PROBLEM REQUIREMENTS
List all the lines in these records that hold "факта".

RECORDED DATA
## Begin

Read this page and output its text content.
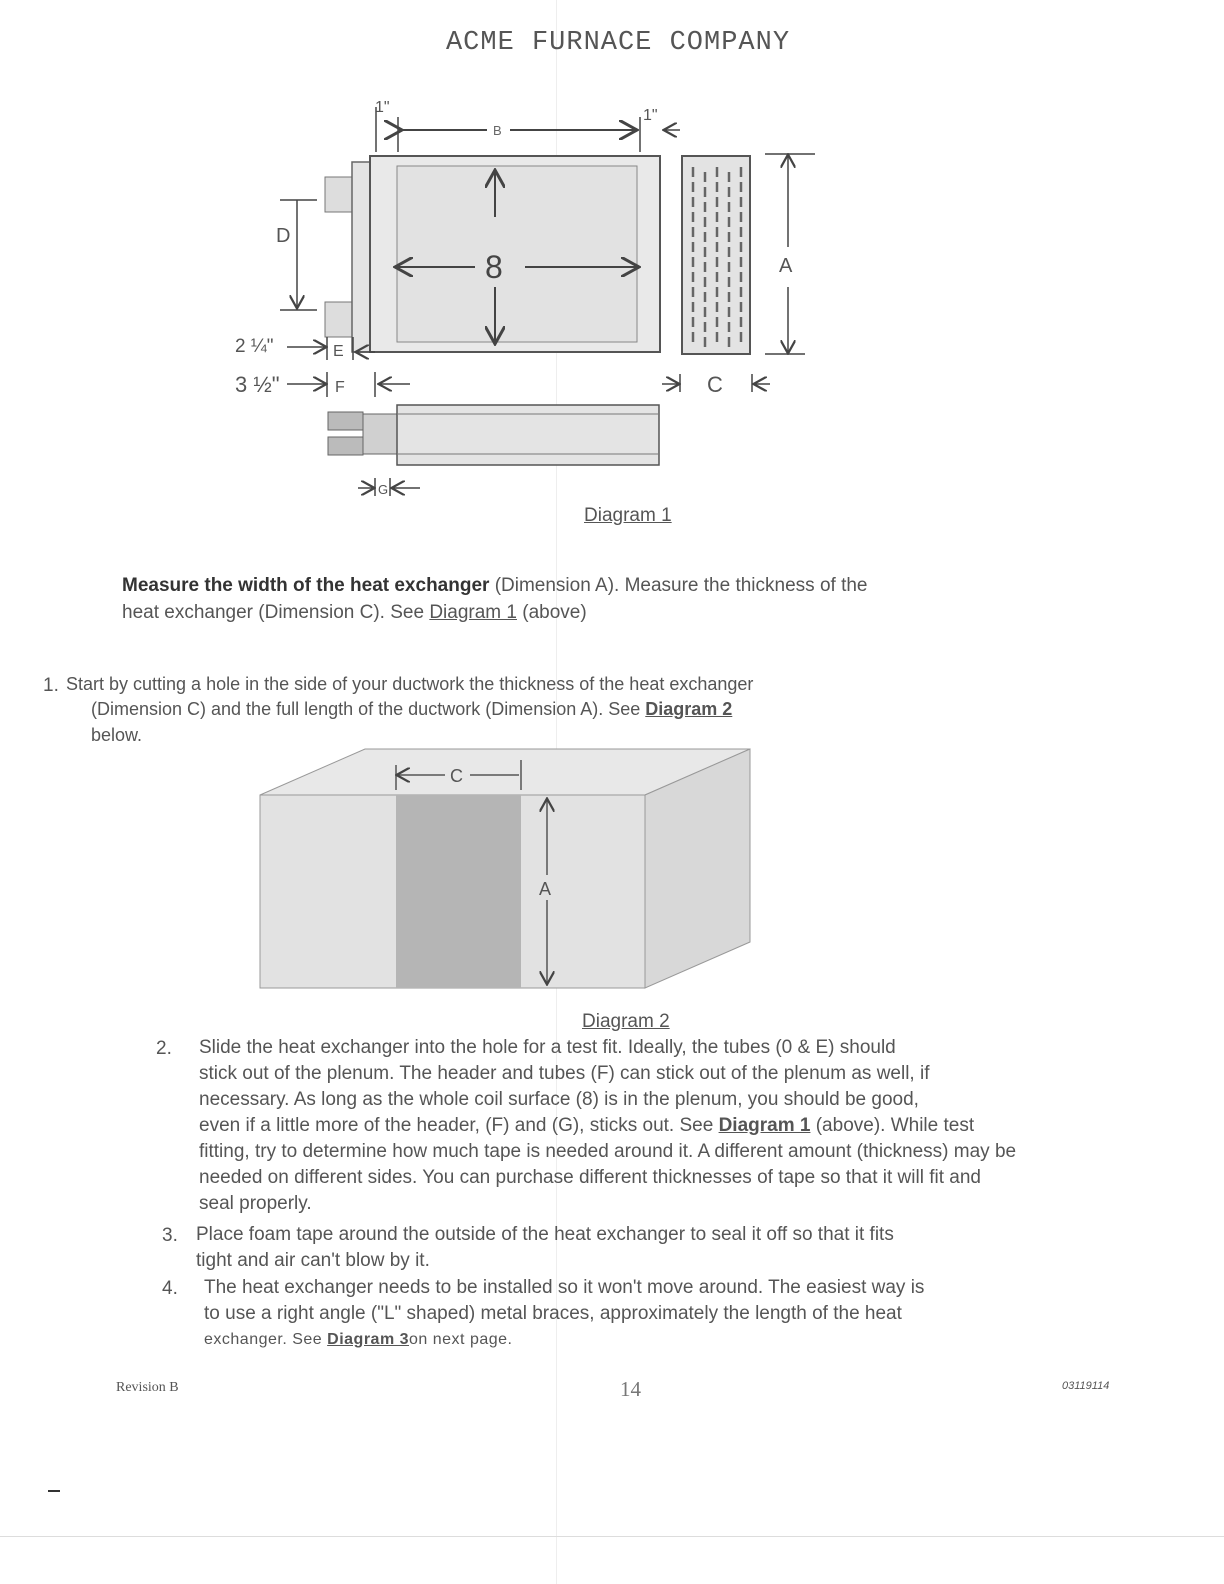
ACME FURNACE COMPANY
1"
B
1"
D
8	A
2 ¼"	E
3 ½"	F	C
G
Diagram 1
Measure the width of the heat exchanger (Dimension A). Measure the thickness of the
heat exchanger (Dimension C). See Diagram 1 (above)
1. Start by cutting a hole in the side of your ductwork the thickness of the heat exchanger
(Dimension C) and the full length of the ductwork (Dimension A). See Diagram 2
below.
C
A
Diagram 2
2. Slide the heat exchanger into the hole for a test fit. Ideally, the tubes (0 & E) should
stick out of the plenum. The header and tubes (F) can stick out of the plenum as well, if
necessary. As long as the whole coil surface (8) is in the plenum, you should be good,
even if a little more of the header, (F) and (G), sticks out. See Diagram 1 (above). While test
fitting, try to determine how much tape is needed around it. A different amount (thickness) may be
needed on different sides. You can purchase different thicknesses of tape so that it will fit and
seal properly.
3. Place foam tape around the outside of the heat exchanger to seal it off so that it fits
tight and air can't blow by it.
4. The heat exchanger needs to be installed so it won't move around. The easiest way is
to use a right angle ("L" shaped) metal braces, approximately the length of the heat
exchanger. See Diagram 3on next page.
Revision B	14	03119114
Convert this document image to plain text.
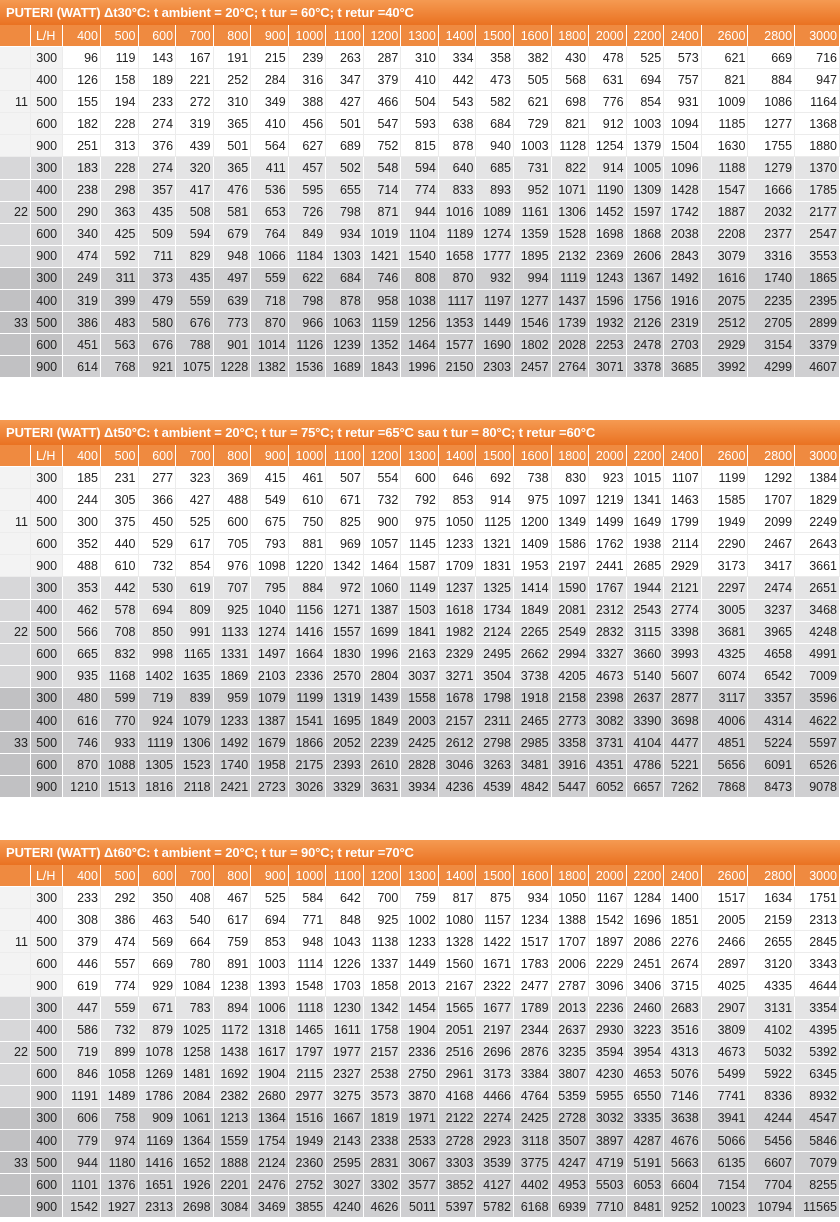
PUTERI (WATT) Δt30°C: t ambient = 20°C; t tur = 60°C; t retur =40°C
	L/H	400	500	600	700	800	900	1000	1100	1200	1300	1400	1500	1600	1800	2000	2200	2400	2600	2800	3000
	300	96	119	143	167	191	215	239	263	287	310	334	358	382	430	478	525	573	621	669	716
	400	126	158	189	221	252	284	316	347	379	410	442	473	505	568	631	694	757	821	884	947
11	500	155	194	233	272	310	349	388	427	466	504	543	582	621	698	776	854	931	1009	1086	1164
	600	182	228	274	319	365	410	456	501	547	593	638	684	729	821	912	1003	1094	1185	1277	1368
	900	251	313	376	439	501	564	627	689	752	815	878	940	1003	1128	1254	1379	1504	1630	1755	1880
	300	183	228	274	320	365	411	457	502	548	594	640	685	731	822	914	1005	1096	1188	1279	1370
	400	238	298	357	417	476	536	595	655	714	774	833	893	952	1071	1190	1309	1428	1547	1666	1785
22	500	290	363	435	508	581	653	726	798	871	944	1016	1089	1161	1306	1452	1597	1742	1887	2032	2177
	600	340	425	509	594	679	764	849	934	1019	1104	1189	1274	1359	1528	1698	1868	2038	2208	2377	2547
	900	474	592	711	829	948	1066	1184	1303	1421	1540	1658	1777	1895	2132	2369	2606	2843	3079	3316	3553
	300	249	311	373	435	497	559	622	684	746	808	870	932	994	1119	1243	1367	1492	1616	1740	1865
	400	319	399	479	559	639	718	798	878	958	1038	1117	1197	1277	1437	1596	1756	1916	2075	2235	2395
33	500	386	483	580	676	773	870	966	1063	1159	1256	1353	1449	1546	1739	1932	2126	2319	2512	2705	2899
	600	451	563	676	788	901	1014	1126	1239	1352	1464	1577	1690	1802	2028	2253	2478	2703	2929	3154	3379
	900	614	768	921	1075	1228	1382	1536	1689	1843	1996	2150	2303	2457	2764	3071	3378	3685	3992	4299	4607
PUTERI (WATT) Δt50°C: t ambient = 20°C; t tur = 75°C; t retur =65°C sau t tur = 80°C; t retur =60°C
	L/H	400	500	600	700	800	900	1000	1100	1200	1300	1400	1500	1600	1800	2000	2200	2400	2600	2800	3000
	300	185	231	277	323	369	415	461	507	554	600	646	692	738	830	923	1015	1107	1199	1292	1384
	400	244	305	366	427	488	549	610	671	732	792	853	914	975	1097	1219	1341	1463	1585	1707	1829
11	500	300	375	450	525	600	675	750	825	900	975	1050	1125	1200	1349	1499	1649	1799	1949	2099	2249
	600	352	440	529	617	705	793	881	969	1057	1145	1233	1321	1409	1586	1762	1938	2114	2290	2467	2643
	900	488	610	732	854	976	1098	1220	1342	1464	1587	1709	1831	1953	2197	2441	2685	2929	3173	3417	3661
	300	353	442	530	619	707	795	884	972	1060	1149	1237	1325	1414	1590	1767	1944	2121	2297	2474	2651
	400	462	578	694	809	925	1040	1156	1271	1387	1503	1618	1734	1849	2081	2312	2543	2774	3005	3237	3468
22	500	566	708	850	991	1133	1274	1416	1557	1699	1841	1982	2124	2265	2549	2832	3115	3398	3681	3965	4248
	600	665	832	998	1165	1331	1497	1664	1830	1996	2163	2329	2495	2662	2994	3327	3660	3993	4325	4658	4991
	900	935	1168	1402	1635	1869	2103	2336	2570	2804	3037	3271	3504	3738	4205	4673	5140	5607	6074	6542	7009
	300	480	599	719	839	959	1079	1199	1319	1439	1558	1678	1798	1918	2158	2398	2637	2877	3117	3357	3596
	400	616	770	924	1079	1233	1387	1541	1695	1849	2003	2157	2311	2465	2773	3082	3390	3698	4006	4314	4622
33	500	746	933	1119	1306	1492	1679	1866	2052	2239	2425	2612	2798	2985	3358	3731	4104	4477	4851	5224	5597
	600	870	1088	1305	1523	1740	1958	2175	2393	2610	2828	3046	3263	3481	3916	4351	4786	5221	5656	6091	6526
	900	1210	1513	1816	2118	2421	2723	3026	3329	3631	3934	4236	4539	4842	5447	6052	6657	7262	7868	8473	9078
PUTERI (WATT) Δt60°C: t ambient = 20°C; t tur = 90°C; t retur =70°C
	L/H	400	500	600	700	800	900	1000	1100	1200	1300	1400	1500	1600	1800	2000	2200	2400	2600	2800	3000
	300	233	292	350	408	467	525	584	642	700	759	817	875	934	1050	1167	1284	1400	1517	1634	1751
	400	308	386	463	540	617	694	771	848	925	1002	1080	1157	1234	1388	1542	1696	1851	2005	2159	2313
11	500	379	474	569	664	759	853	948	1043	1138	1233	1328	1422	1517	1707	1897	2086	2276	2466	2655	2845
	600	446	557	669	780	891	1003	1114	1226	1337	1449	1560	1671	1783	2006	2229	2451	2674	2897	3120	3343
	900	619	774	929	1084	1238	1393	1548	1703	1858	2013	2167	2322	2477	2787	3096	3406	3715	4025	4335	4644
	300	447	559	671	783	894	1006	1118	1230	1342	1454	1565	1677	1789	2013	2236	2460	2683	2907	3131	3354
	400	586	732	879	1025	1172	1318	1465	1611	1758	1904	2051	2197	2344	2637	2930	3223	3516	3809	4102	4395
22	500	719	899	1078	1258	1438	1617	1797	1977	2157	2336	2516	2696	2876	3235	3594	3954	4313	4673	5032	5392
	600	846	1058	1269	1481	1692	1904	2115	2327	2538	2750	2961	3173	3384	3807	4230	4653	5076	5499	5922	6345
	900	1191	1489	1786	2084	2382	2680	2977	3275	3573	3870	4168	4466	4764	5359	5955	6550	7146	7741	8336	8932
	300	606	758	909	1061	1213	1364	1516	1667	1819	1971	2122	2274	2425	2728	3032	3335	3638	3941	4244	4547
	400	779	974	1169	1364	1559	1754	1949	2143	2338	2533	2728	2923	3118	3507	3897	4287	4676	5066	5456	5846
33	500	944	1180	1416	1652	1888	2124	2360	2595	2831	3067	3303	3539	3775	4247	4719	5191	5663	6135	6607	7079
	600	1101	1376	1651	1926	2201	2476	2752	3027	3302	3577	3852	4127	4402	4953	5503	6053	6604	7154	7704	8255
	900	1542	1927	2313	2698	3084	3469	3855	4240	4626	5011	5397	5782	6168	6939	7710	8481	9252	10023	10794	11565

## End
## Begin

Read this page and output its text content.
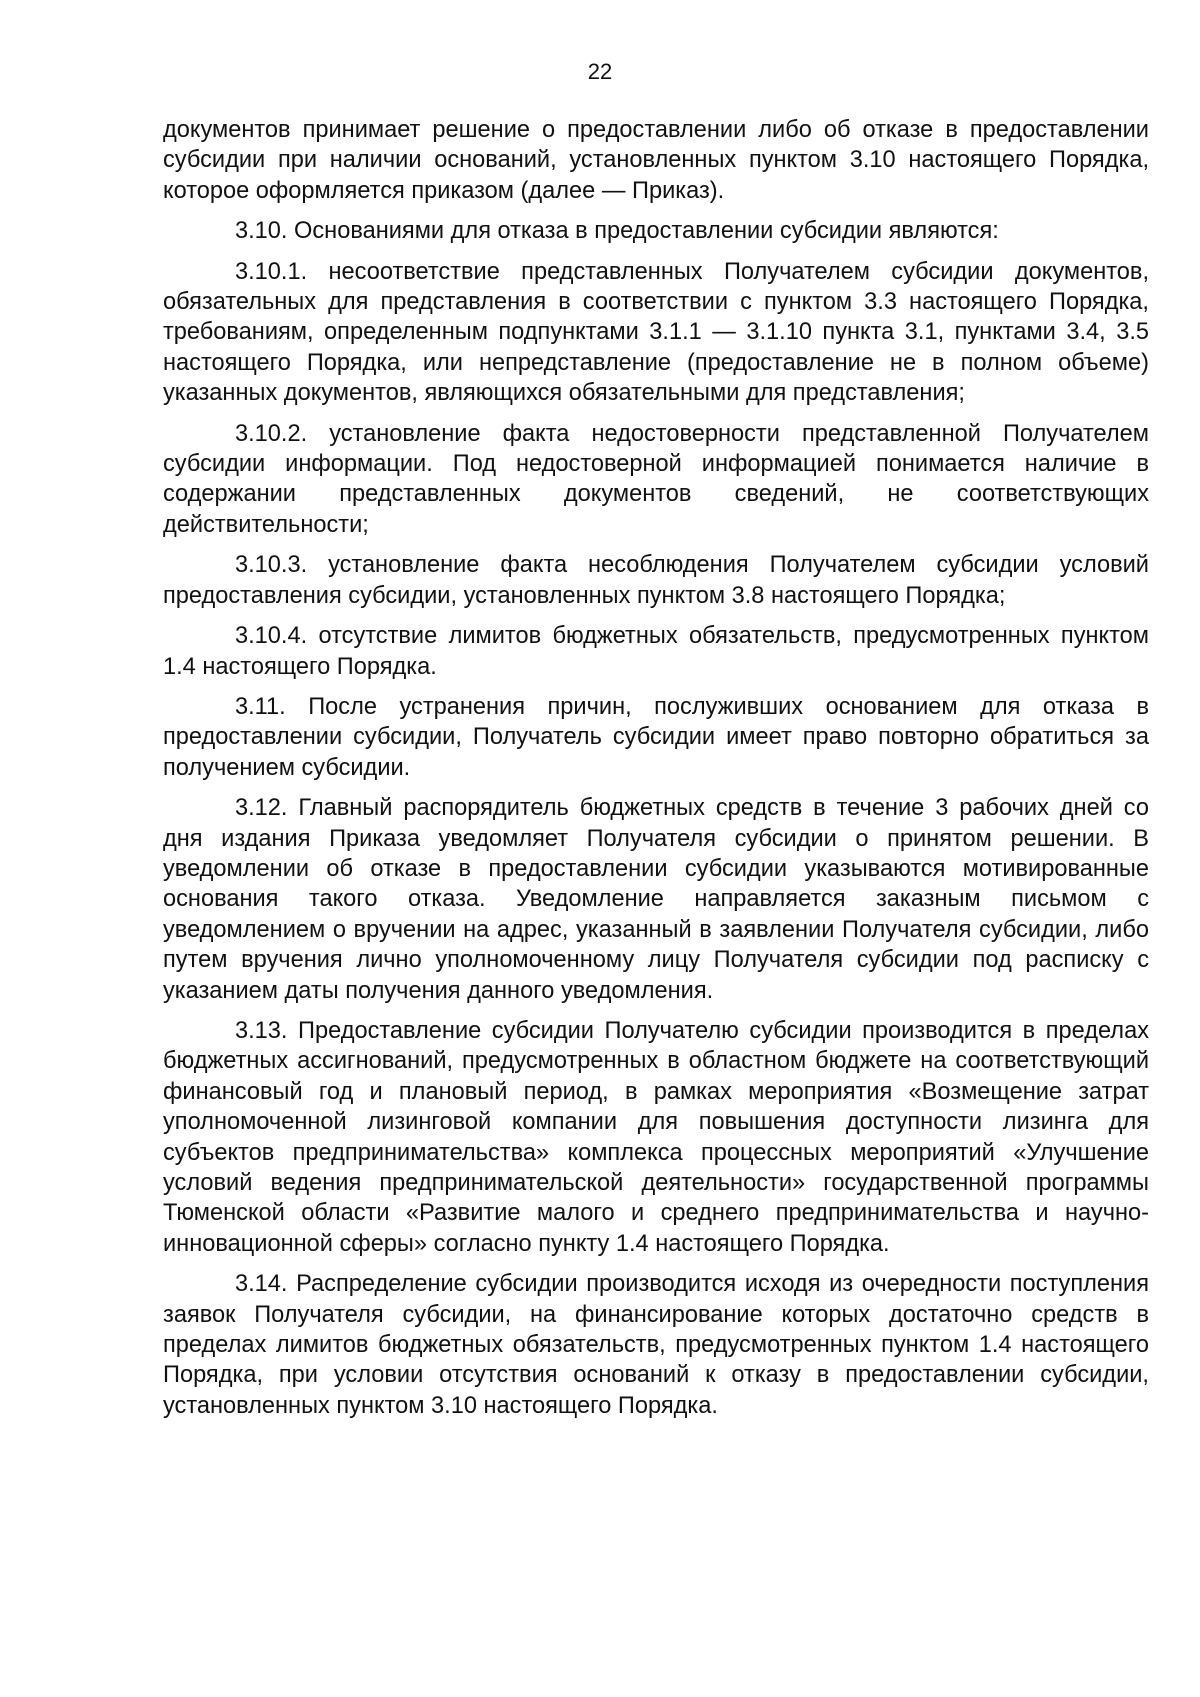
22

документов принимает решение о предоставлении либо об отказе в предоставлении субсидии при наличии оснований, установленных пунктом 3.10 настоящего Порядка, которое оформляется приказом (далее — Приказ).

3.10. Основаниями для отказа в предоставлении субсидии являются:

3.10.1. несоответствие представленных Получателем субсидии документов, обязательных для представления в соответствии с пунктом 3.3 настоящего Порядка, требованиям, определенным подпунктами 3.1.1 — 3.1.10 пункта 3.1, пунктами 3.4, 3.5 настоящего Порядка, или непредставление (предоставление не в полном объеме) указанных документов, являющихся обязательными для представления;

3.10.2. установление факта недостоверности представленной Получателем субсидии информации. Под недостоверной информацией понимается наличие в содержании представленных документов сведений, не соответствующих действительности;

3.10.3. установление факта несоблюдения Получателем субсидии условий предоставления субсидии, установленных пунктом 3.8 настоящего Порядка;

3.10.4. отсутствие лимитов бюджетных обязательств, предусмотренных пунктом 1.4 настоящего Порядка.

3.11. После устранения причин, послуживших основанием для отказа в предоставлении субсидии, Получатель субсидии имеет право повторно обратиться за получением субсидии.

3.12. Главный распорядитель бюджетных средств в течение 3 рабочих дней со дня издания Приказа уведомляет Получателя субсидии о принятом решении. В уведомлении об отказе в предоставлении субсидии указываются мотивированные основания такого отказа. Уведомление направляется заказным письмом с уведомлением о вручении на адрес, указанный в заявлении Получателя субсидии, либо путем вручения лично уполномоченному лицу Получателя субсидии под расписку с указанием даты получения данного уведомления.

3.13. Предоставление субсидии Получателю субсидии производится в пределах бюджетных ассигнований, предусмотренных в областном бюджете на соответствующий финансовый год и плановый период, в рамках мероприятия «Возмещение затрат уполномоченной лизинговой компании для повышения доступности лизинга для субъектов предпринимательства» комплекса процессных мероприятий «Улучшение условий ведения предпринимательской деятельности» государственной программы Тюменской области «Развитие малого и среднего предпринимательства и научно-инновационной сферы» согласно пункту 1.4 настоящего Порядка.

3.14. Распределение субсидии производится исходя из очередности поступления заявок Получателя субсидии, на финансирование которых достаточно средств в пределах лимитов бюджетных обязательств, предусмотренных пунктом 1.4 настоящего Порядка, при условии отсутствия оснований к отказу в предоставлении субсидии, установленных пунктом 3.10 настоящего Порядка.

## End
## Begin

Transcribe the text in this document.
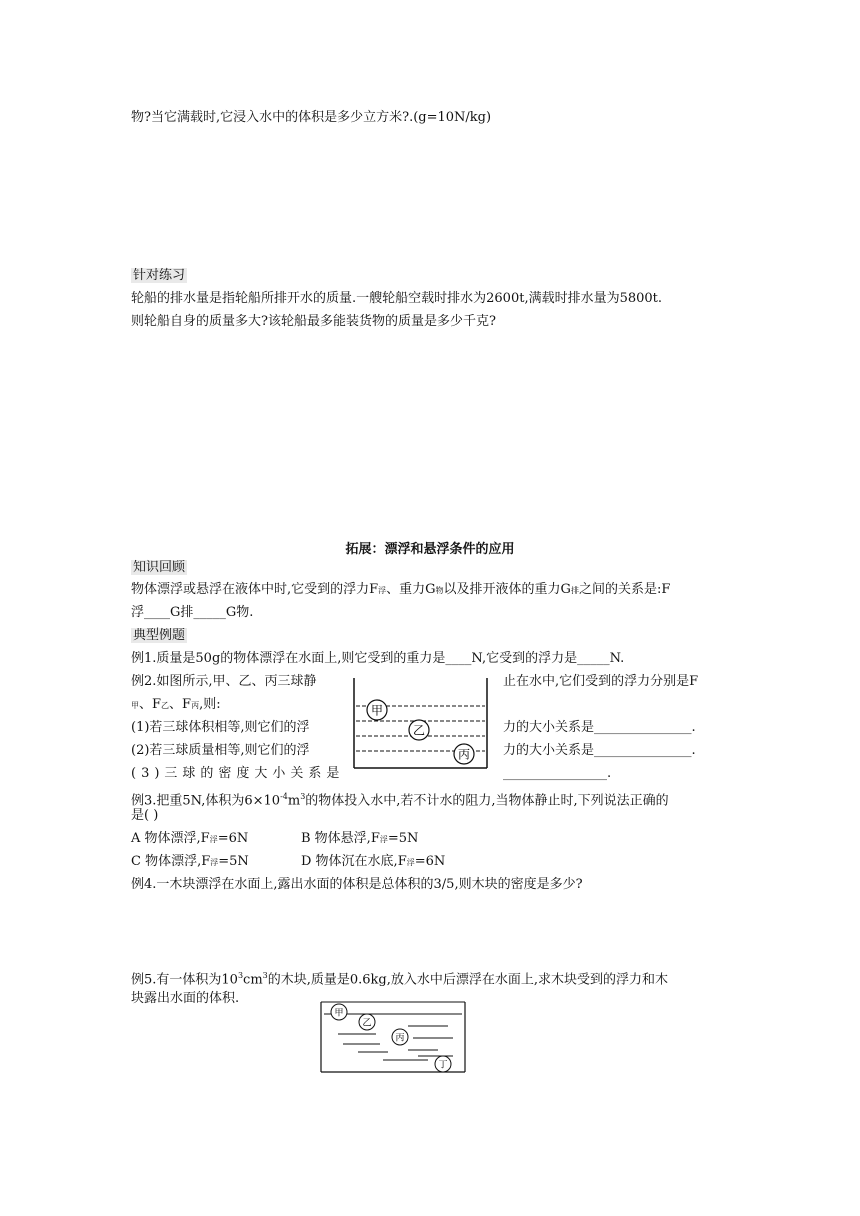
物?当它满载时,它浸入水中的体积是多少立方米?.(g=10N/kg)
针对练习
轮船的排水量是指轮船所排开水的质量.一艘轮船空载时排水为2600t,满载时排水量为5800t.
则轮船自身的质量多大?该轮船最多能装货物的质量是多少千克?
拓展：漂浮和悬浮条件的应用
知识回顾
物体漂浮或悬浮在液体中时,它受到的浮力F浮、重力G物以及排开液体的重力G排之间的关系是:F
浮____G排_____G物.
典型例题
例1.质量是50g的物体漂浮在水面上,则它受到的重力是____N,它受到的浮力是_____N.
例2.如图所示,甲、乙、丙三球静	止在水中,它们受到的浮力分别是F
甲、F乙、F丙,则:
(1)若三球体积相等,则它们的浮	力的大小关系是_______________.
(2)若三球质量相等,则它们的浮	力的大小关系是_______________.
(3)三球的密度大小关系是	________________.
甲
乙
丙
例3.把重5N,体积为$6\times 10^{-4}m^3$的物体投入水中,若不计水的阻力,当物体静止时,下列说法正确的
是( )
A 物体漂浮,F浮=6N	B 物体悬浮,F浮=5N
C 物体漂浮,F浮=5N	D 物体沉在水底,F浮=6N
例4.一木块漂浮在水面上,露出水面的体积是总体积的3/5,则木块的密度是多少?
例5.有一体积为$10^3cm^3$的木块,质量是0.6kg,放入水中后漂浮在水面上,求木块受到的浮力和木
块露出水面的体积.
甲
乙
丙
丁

## End

TASK ANSWER
3.10.2. установление факта недостоверности представленной Получателем субсидии информации. Под недостоверной информацией понимается наличие в содержании представленных документов сведений, не соответствующих действительности;
3.10.3. установление факта несоблюдения Получателем субсидии условий предоставления субсидии, установленных пунктом 3.8 настоящего Порядка;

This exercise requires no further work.